> EXERCISE DIRECTIONS
Could you copy every line of the data that contains "hätte"?

(Text content records for pages)
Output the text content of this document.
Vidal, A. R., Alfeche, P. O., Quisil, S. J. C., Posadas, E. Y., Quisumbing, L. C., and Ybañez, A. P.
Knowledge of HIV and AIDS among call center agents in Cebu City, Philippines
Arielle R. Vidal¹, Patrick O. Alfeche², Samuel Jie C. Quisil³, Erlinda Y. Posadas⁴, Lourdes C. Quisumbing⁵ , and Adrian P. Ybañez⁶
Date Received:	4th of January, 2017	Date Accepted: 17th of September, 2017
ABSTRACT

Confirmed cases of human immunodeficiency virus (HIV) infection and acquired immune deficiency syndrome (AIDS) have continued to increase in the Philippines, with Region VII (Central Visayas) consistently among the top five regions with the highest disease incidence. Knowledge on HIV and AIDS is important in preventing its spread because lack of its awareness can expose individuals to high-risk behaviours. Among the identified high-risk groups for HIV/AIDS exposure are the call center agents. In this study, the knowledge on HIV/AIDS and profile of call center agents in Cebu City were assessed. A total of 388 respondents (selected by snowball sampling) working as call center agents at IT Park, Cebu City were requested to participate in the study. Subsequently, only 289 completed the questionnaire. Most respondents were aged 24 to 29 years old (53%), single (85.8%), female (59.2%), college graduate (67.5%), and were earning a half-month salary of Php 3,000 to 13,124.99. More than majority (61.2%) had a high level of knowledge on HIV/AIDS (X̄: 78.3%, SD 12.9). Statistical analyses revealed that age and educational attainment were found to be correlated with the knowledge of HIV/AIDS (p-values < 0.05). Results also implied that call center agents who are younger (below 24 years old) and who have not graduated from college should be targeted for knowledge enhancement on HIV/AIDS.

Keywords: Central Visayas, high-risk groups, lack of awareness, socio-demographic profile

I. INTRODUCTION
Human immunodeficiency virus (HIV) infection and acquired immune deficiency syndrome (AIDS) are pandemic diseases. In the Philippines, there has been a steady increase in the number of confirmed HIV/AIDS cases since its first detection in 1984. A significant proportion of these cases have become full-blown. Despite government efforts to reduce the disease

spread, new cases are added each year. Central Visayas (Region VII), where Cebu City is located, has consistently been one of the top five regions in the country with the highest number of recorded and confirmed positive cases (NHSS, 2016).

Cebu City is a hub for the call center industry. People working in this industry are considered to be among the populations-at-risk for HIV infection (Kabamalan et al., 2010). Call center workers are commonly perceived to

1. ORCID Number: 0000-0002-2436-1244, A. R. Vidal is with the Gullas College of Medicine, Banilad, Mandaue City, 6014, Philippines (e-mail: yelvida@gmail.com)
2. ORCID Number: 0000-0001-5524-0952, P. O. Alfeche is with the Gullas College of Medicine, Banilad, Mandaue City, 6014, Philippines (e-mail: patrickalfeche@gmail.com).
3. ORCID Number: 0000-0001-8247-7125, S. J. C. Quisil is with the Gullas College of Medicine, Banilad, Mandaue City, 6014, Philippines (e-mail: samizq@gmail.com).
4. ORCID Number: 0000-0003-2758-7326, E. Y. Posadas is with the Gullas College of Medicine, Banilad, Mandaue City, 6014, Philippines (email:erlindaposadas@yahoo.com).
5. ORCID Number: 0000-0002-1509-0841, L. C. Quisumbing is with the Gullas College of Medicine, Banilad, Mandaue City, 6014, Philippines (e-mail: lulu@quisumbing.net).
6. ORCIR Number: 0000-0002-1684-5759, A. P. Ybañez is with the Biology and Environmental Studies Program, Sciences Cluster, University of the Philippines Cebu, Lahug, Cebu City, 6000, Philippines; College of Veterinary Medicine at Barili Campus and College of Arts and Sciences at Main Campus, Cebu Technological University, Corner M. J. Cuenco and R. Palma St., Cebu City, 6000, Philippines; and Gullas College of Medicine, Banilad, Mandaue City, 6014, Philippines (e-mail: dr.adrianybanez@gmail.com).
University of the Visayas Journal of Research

--

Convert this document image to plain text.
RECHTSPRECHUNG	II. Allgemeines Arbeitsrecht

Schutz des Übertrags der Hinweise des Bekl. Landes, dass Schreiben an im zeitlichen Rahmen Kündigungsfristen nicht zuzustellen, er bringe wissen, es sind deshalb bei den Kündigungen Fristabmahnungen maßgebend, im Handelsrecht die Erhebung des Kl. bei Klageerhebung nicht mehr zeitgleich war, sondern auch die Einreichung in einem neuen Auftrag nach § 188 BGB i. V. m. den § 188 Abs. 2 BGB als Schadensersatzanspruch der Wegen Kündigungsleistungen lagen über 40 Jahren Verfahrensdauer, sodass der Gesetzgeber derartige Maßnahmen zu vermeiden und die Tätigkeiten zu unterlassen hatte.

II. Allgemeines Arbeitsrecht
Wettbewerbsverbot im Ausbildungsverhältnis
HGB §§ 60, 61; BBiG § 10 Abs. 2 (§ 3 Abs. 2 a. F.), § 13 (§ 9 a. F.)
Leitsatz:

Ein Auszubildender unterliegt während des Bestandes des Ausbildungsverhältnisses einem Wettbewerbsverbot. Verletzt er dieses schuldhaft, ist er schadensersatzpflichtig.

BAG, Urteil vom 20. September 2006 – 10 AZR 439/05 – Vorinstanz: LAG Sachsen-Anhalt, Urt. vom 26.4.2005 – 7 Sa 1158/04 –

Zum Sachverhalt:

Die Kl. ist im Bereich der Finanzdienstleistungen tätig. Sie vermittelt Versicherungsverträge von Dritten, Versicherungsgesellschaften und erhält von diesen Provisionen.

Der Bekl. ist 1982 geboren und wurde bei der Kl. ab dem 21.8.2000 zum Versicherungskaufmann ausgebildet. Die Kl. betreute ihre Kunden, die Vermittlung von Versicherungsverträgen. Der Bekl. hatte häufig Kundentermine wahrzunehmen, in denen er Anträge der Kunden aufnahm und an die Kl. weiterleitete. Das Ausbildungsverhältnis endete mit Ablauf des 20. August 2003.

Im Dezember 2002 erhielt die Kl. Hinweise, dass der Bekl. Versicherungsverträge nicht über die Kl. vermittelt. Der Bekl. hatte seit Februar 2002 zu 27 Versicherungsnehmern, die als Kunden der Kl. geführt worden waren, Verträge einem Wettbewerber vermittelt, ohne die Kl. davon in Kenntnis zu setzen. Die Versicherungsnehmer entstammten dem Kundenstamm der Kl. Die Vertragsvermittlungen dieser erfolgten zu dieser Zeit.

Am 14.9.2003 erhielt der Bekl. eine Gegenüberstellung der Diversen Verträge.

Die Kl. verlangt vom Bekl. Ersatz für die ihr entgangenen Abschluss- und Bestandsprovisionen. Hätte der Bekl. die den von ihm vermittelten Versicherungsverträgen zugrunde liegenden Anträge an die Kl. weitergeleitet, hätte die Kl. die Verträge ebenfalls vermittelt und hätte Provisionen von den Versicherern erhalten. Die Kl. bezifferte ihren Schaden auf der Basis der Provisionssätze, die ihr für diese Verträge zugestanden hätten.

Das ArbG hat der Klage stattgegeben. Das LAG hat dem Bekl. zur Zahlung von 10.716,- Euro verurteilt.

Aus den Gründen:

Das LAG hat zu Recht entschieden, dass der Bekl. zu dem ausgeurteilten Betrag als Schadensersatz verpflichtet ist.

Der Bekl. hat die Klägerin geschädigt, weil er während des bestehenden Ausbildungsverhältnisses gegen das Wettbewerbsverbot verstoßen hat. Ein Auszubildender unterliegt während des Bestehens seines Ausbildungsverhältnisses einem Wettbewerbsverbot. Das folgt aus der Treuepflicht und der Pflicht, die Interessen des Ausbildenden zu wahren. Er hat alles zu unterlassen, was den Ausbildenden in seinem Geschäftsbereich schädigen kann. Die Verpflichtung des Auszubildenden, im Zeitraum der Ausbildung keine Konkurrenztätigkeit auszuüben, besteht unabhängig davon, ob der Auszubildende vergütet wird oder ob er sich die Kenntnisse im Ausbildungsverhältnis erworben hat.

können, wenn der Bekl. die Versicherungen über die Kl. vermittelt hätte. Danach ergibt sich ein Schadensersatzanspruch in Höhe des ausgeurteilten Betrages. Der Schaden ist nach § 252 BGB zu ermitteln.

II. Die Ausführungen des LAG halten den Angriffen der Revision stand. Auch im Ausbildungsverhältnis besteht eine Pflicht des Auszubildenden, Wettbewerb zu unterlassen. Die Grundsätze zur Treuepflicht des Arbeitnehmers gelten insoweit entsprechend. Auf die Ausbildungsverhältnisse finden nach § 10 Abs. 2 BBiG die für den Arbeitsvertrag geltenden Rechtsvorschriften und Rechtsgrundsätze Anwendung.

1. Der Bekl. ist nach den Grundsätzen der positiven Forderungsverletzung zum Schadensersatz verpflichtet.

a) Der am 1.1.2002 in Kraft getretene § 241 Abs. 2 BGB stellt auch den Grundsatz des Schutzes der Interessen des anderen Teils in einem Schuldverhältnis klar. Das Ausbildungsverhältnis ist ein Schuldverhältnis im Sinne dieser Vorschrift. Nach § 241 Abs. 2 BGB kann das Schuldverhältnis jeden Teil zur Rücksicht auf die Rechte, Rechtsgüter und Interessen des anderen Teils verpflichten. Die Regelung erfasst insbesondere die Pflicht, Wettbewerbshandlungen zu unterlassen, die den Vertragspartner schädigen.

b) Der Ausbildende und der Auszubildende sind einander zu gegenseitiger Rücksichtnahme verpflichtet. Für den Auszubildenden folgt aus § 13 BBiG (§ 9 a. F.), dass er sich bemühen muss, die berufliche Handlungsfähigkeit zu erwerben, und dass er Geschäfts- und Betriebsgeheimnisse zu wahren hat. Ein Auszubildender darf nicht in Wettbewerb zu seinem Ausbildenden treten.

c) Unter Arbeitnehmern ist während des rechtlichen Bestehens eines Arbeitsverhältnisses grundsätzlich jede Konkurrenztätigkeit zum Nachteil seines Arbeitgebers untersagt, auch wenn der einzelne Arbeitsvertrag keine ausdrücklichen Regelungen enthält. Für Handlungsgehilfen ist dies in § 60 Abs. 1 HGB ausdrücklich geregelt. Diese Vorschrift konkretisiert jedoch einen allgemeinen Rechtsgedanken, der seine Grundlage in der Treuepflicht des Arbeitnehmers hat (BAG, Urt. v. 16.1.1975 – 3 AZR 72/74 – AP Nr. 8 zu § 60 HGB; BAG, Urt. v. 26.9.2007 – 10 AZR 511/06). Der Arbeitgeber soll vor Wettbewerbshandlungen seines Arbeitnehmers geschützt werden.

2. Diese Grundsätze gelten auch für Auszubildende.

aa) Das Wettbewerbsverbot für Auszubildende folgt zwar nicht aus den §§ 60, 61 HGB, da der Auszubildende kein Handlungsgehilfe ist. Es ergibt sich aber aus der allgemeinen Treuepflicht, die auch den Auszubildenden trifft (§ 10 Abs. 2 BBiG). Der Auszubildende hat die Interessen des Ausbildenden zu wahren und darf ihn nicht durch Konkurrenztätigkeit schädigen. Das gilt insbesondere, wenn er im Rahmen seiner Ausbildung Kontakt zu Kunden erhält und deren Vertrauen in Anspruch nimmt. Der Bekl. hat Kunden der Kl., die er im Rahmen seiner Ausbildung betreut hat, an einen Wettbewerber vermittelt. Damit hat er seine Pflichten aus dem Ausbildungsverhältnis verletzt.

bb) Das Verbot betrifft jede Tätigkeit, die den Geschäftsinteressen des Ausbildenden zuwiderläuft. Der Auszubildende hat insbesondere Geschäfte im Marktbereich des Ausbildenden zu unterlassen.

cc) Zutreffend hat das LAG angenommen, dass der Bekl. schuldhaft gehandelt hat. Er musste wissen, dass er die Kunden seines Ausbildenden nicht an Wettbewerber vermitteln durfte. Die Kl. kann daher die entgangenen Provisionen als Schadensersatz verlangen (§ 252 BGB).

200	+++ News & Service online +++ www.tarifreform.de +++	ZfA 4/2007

> SOLUTION BELOW
Die Kl. verlangt vom Bekl. Ersatz für die ihr entgangenen Abschluss- und Bestandsprovisionen. Hätte der Bekl. die den von ihm vermittelten Versicherungsverträgen zugrunde liegenden Anträge an die Kl. weitergeleitet, hätte die Kl. die Verträge ebenfalls vermittelt und hätte Provisionen von den Versicherern erhalten. Die Kl. bezifferte ihren Schaden auf der Basis der Provisionssätze, die ihr für diese Verträge zugestanden hätten.
können, wenn der Bekl. die Versicherungen über die Kl. vermittelt hätte. Danach ergibt sich ein Schadensersatzanspruch in Höhe des ausgeurteilten Betrages. Der Schaden ist nach § 252 BGB zu ermitteln.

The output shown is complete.